**Provided data:**
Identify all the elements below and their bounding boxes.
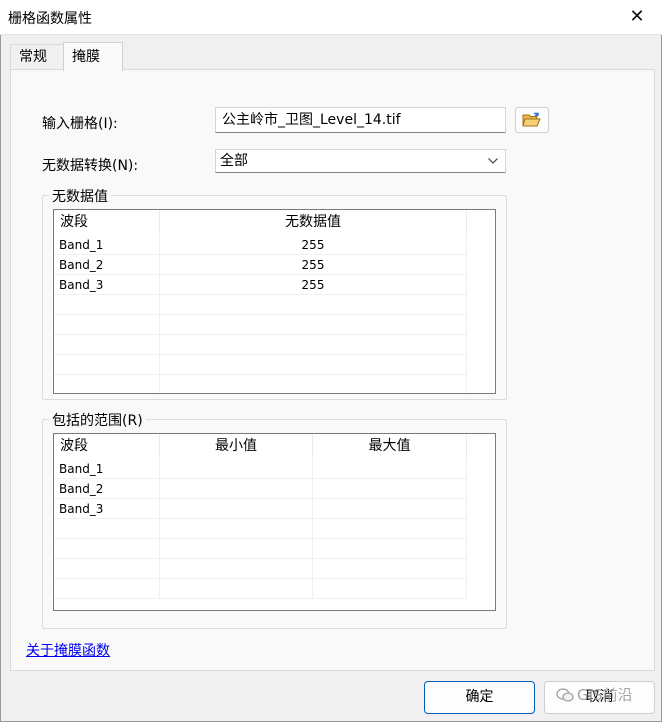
empty-cell[interactable] — [160, 295, 467, 315]
nodata-value-cell[interactable]: 255 — [160, 275, 467, 295]
browse-button[interactable] — [515, 107, 549, 133]
close-button[interactable]: ✕ — [622, 4, 652, 30]
empty-cell[interactable] — [160, 519, 313, 539]
range-group-title: 包括的范围(R) — [49, 410, 146, 430]
title-bar: 栅格函数属性 ✕ — [0, 0, 662, 35]
about-mask-function-link[interactable]: 关于掩膜函数 — [26, 640, 110, 660]
empty-cell[interactable] — [160, 375, 467, 393]
max-cell[interactable] — [313, 499, 467, 519]
empty-cell[interactable] — [160, 559, 313, 579]
nodata-values-table[interactable]: 波段 无数据值 Band_1 255 Band_2 255 Band_3 255 — [53, 209, 496, 394]
band-cell[interactable]: Band_2 — [54, 479, 160, 499]
nodata-conversion-label: 无数据转换(N): — [42, 158, 139, 174]
input-raster-field[interactable]: 公主岭市_卫图_Level_14.tif — [215, 107, 506, 133]
ok-button[interactable]: 确定 — [424, 681, 535, 714]
band-cell[interactable]: Band_1 — [54, 459, 160, 479]
empty-cell[interactable] — [313, 519, 467, 539]
empty-cell[interactable] — [54, 519, 160, 539]
empty-cell[interactable] — [54, 335, 160, 355]
empty-cell[interactable] — [54, 315, 160, 335]
column-header-band[interactable]: 波段 — [54, 434, 160, 459]
column-header-nodata-value[interactable]: 无数据值 — [160, 210, 467, 235]
empty-cell[interactable] — [313, 539, 467, 559]
nodata-conversion-value: 全部 — [220, 153, 248, 169]
empty-cell[interactable] — [160, 579, 313, 599]
min-cell[interactable] — [160, 459, 313, 479]
empty-cell[interactable] — [54, 579, 160, 599]
tab-mask[interactable]: 掩膜 — [63, 42, 123, 71]
max-cell[interactable] — [313, 459, 467, 479]
empty-cell[interactable] — [160, 315, 467, 335]
min-cell[interactable] — [160, 479, 313, 499]
window-title: 栅格函数属性 — [8, 11, 92, 27]
chevron-down-icon — [487, 150, 499, 179]
band-cell[interactable]: Band_1 — [54, 235, 160, 255]
open-folder-icon — [522, 112, 541, 127]
nodata-conversion-select[interactable]: 全部 — [215, 149, 506, 173]
tab-general[interactable]: 常规 — [10, 44, 66, 70]
empty-cell[interactable] — [160, 335, 467, 355]
empty-cell[interactable] — [54, 559, 160, 579]
empty-cell[interactable] — [313, 559, 467, 579]
empty-cell[interactable] — [160, 539, 313, 559]
empty-cell[interactable] — [54, 375, 160, 393]
input-raster-label: 输入栅格(I): — [42, 116, 118, 132]
band-cell[interactable]: Band_2 — [54, 255, 160, 275]
range-table[interactable]: 波段 最小值 最大值 Band_1 Band_2 Band_3 — [53, 433, 496, 611]
empty-cell[interactable] — [313, 579, 467, 599]
column-header-band[interactable]: 波段 — [54, 210, 160, 235]
max-cell[interactable] — [313, 479, 467, 499]
band-cell[interactable]: Band_3 — [54, 275, 160, 295]
nodata-value-cell[interactable]: 255 — [160, 255, 467, 275]
column-header-min[interactable]: 最小值 — [160, 434, 313, 459]
empty-cell[interactable] — [54, 295, 160, 315]
nodata-value-cell[interactable]: 255 — [160, 235, 467, 255]
nodata-values-group-title: 无数据值 — [49, 186, 111, 206]
cancel-button[interactable]: 取消 — [544, 681, 655, 714]
column-header-max[interactable]: 最大值 — [313, 434, 467, 459]
empty-cell[interactable] — [54, 355, 160, 375]
band-cell[interactable]: Band_3 — [54, 499, 160, 519]
min-cell[interactable] — [160, 499, 313, 519]
empty-cell[interactable] — [160, 355, 467, 375]
empty-cell[interactable] — [54, 539, 160, 559]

**Work required:** Reproduce the data above word for word, omitting the picture from your answer.

**Solution:**
Identify all the elements below and their bounding boxes.
empty-cell[interactable] — [160, 295, 467, 315]
nodata-value-cell[interactable]: 255 — [160, 275, 467, 295]
browse-button[interactable] — [515, 107, 549, 133]
close-button[interactable]: ✕ — [622, 4, 652, 30]
empty-cell[interactable] — [160, 519, 313, 539]
range-group-title: 包括的范围(R) — [49, 410, 146, 430]
title-bar: 栅格函数属性 ✕ — [0, 0, 662, 35]
about-mask-function-link[interactable]: 关于掩膜函数 — [26, 640, 110, 660]
empty-cell[interactable] — [160, 375, 467, 393]
max-cell[interactable] — [313, 499, 467, 519]
empty-cell[interactable] — [160, 559, 313, 579]
nodata-values-table[interactable]: 波段 无数据值 Band_1 255 Band_2 255 Band_3 255 — [53, 209, 496, 394]
band-cell[interactable]: Band_2 — [54, 479, 160, 499]
nodata-conversion-label: 无数据转换(N): — [42, 158, 139, 174]
input-raster-field[interactable]: 公主岭市_卫图_Level_14.tif — [215, 107, 506, 133]
ok-button[interactable]: 确定 — [424, 681, 535, 714]
band-cell[interactable]: Band_1 — [54, 459, 160, 479]
empty-cell[interactable] — [313, 519, 467, 539]
empty-cell[interactable] — [54, 519, 160, 539]
empty-cell[interactable] — [54, 335, 160, 355]
empty-cell[interactable] — [54, 315, 160, 335]
column-header-band[interactable]: 波段 — [54, 434, 160, 459]
column-header-nodata-value[interactable]: 无数据值 — [160, 210, 467, 235]
empty-cell[interactable] — [313, 539, 467, 559]
nodata-conversion-value: 全部 — [220, 153, 248, 169]
empty-cell[interactable] — [160, 579, 313, 599]
min-cell[interactable] — [160, 459, 313, 479]
empty-cell[interactable] — [54, 579, 160, 599]
tab-mask[interactable]: 掩膜 — [63, 42, 123, 71]
max-cell[interactable] — [313, 459, 467, 479]
empty-cell[interactable] — [160, 315, 467, 335]
min-cell[interactable] — [160, 479, 313, 499]
window-title: 栅格函数属性 — [8, 11, 92, 27]
chevron-down-icon — [487, 150, 499, 179]
band-cell[interactable]: Band_1 — [54, 235, 160, 255]
open-folder-icon — [522, 112, 541, 127]
nodata-conversion-select[interactable]: 全部 — [215, 149, 506, 173]
tab-general[interactable]: 常规 — [10, 44, 66, 70]
empty-cell[interactable] — [160, 335, 467, 355]
empty-cell[interactable] — [54, 559, 160, 579]
empty-cell[interactable] — [313, 559, 467, 579]
empty-cell[interactable] — [160, 539, 313, 559]
empty-cell[interactable] — [54, 375, 160, 393]
input-raster-label: 输入栅格(I): — [42, 116, 118, 132]
band-cell[interactable]: Band_2 — [54, 255, 160, 275]
range-table[interactable]: 波段 最小值 最大值 Band_1 Band_2 Band_3 — [53, 433, 496, 611]
empty-cell[interactable] — [313, 579, 467, 599]
column-header-band[interactable]: 波段 — [54, 210, 160, 235]
max-cell[interactable] — [313, 479, 467, 499]
band-cell[interactable]: Band_3 — [54, 275, 160, 295]
nodata-value-cell[interactable]: 255 — [160, 255, 467, 275]
column-header-min[interactable]: 最小值 — [160, 434, 313, 459]
empty-cell[interactable] — [54, 295, 160, 315]
nodata-value-cell[interactable]: 255 — [160, 235, 467, 255]
nodata-values-group-title: 无数据值 — [49, 186, 111, 206]
cancel-button[interactable]: 取消 — [544, 681, 655, 714]
column-header-max[interactable]: 最大值 — [313, 434, 467, 459]
empty-cell[interactable] — [54, 355, 160, 375]
band-cell[interactable]: Band_3 — [54, 499, 160, 519]
min-cell[interactable] — [160, 499, 313, 519]
empty-cell[interactable] — [160, 355, 467, 375]
empty-cell[interactable] — [54, 539, 160, 559]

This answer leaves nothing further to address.